◆ **DIRECTION**
Return all of the entries exactly, with nothing added or left out.

::: RECORDS FOR THIS TASK

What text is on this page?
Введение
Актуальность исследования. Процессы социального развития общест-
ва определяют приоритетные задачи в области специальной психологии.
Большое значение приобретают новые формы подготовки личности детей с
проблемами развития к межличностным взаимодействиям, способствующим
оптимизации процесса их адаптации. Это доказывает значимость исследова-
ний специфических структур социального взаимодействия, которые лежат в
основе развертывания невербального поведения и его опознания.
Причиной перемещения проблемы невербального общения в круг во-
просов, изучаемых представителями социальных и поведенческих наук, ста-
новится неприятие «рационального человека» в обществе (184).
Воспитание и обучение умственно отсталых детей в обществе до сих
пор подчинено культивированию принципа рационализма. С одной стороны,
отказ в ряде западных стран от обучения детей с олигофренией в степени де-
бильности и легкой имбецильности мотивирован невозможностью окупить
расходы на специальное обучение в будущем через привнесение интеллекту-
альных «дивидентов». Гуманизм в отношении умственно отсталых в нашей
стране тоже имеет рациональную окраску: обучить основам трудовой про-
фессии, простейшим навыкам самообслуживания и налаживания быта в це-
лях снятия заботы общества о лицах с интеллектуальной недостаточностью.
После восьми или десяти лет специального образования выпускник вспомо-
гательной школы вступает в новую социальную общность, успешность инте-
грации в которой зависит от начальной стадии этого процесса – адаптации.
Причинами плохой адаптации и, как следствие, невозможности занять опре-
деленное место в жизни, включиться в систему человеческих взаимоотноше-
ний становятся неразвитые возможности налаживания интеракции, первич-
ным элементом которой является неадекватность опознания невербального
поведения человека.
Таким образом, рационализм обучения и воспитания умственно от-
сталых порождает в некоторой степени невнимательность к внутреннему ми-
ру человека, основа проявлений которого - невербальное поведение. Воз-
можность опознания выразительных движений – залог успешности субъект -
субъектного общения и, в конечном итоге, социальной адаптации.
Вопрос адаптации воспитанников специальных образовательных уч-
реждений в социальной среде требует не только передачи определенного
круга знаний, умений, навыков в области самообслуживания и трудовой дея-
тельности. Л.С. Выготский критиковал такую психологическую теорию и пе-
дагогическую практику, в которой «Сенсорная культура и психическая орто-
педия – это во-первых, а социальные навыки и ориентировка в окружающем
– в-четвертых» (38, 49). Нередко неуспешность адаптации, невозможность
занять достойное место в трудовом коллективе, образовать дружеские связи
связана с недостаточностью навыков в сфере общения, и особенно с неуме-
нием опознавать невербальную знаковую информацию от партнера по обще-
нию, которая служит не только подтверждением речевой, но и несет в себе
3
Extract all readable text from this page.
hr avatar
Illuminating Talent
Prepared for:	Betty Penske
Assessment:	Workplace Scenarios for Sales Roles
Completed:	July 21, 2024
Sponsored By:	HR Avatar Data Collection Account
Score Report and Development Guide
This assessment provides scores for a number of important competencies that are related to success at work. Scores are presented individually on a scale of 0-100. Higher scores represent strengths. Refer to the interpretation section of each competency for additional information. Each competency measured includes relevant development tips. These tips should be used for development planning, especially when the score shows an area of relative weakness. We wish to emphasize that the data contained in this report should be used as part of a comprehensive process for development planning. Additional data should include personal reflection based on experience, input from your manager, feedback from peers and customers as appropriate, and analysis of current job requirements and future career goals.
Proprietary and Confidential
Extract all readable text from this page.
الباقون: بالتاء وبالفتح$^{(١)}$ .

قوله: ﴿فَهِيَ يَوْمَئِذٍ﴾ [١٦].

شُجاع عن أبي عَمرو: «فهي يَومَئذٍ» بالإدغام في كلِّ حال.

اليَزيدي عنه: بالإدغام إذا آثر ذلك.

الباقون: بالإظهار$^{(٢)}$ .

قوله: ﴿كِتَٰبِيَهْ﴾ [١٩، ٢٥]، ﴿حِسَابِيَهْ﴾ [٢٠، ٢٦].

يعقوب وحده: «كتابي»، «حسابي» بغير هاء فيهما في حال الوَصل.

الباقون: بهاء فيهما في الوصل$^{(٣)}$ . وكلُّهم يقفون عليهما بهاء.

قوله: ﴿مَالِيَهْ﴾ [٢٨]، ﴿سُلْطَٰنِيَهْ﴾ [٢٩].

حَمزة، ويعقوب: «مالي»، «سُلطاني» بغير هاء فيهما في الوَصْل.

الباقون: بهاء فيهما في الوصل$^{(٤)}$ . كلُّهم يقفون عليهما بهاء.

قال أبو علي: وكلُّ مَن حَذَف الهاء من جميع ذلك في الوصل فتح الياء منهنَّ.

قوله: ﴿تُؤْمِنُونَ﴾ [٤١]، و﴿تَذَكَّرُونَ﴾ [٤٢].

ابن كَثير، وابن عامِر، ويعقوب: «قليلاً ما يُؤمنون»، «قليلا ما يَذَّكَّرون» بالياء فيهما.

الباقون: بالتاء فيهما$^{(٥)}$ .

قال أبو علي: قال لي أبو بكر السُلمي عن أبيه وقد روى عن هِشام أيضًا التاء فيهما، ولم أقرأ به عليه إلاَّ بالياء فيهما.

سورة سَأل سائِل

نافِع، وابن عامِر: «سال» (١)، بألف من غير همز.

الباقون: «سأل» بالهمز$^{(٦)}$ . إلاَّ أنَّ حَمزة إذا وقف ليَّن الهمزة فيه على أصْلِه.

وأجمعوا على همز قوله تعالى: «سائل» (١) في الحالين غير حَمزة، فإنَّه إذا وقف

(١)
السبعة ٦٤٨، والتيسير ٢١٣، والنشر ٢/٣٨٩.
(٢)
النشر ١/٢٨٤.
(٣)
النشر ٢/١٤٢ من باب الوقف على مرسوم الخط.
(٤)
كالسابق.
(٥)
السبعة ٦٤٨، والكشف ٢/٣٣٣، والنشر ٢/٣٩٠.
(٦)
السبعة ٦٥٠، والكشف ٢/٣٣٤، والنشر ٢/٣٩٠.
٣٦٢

::::::

◆ **RESPONSE TO THE TASK**
What text is on this page?
Введение
Актуальность исследования. Процессы социального развития общест-
ва определяют приоритетные задачи в области специальной психологии.
Большое значение приобретают новые формы подготовки личности детей с
проблемами развития к межличностным взаимодействиям, способствующим
оптимизации процесса их адаптации. Это доказывает значимость исследова-
ний специфических структур социального взаимодействия, которые лежат в
основе развертывания невербального поведения и его опознания.
Причиной перемещения проблемы невербального общения в круг во-
просов, изучаемых представителями социальных и поведенческих наук, ста-
новится неприятие «рационального человека» в обществе (184).
Воспитание и обучение умственно отсталых детей в обществе до сих
пор подчинено культивированию принципа рационализма. С одной стороны,
отказ в ряде западных стран от обучения детей с олигофренией в степени де-
бильности и легкой имбецильности мотивирован невозможностью окупить
расходы на специальное обучение в будущем через привнесение интеллекту-
альных «дивидентов». Гуманизм в отношении умственно отсталых в нашей
стране тоже имеет рациональную окраску: обучить основам трудовой про-
фессии, простейшим навыкам самообслуживания и налаживания быта в це-
лях снятия заботы общества о лицах с интеллектуальной недостаточностью.
После восьми или десяти лет специального образования выпускник вспомо-
гательной школы вступает в новую социальную общность, успешность инте-
грации в которой зависит от начальной стадии этого процесса – адаптации.
Причинами плохой адаптации и, как следствие, невозможности занять опре-
деленное место в жизни, включиться в систему человеческих взаимоотноше-
ний становятся неразвитые возможности налаживания интеракции, первич-
ным элементом которой является неадекватность опознания невербального
поведения человека.
Таким образом, рационализм обучения и воспитания умственно от-
сталых порождает в некоторой степени невнимательность к внутреннему ми-
ру человека, основа проявлений которого - невербальное поведение. Воз-
можность опознания выразительных движений – залог успешности субъект -
субъектного общения и, в конечном итоге, социальной адаптации.
Вопрос адаптации воспитанников специальных образовательных уч-
реждений в социальной среде требует не только передачи определенного
круга знаний, умений, навыков в области самообслуживания и трудовой дея-
тельности. Л.С. Выготский критиковал такую психологическую теорию и пе-
дагогическую практику, в которой «Сенсорная культура и психическая орто-
педия – это во-первых, а социальные навыки и ориентировка в окружающем
– в-четвертых» (38, 49). Нередко неуспешность адаптации, невозможность
занять достойное место в трудовом коллективе, образовать дружеские связи
связана с недостаточностью навыков в сфере общения, и особенно с неуме-
нием опознавать невербальную знаковую информацию от партнера по обще-
нию, которая служит не только подтверждением речевой, но и несет в себе
3
Extract all readable text from this page.
hr avatar
Illuminating Talent
Prepared for:	Betty Penske
Assessment:	Workplace Scenarios for Sales Roles
Completed:	July 21, 2024
Sponsored By:	HR Avatar Data Collection Account
Score Report and Development Guide
This assessment provides scores for a number of important competencies that are related to success at work. Scores are presented individually on a scale of 0-100. Higher scores represent strengths. Refer to the interpretation section of each competency for additional information. Each competency measured includes relevant development tips. These tips should be used for development planning, especially when the score shows an area of relative weakness. We wish to emphasize that the data contained in this report should be used as part of a comprehensive process for development planning. Additional data should include personal reflection based on experience, input from your manager, feedback from peers and customers as appropriate, and analysis of current job requirements and future career goals.
Proprietary and Confidential
Extract all readable text from this page.
الباقون: بالتاء وبالفتح$^{(١)}$ .

قوله: ﴿فَهِيَ يَوْمَئِذٍ﴾ [١٦].

شُجاع عن أبي عَمرو: «فهي يَومَئذٍ» بالإدغام في كلِّ حال.

اليَزيدي عنه: بالإدغام إذا آثر ذلك.

الباقون: بالإظهار$^{(٢)}$ .

قوله: ﴿كِتَٰبِيَهْ﴾ [١٩، ٢٥]، ﴿حِسَابِيَهْ﴾ [٢٠، ٢٦].

يعقوب وحده: «كتابي»، «حسابي» بغير هاء فيهما في حال الوَصل.

الباقون: بهاء فيهما في الوصل$^{(٣)}$ . وكلُّهم يقفون عليهما بهاء.

قوله: ﴿مَالِيَهْ﴾ [٢٨]، ﴿سُلْطَٰنِيَهْ﴾ [٢٩].

حَمزة، ويعقوب: «مالي»، «سُلطاني» بغير هاء فيهما في الوَصْل.

الباقون: بهاء فيهما في الوصل$^{(٤)}$ . كلُّهم يقفون عليهما بهاء.

قال أبو علي: وكلُّ مَن حَذَف الهاء من جميع ذلك في الوصل فتح الياء منهنَّ.

قوله: ﴿تُؤْمِنُونَ﴾ [٤١]، و﴿تَذَكَّرُونَ﴾ [٤٢].

ابن كَثير، وابن عامِر، ويعقوب: «قليلاً ما يُؤمنون»، «قليلا ما يَذَّكَّرون» بالياء فيهما.

الباقون: بالتاء فيهما$^{(٥)}$ .

قال أبو علي: قال لي أبو بكر السُلمي عن أبيه وقد روى عن هِشام أيضًا التاء فيهما، ولم أقرأ به عليه إلاَّ بالياء فيهما.

سورة سَأل سائِل

نافِع، وابن عامِر: «سال» (١)، بألف من غير همز.

الباقون: «سأل» بالهمز$^{(٦)}$ . إلاَّ أنَّ حَمزة إذا وقف ليَّن الهمزة فيه على أصْلِه.

وأجمعوا على همز قوله تعالى: «سائل» (١) في الحالين غير حَمزة، فإنَّه إذا وقف

(١)
السبعة ٦٤٨، والتيسير ٢١٣، والنشر ٢/٣٨٩.
(٢)
النشر ١/٢٨٤.
(٣)
النشر ٢/١٤٢ من باب الوقف على مرسوم الخط.
(٤)
كالسابق.
(٥)
السبعة ٦٤٨، والكشف ٢/٣٣٣، والنشر ٢/٣٩٠.
(٦)
السبعة ٦٥٠، والكشف ٢/٣٣٤، والنشر ٢/٣٩٠.
٣٦٢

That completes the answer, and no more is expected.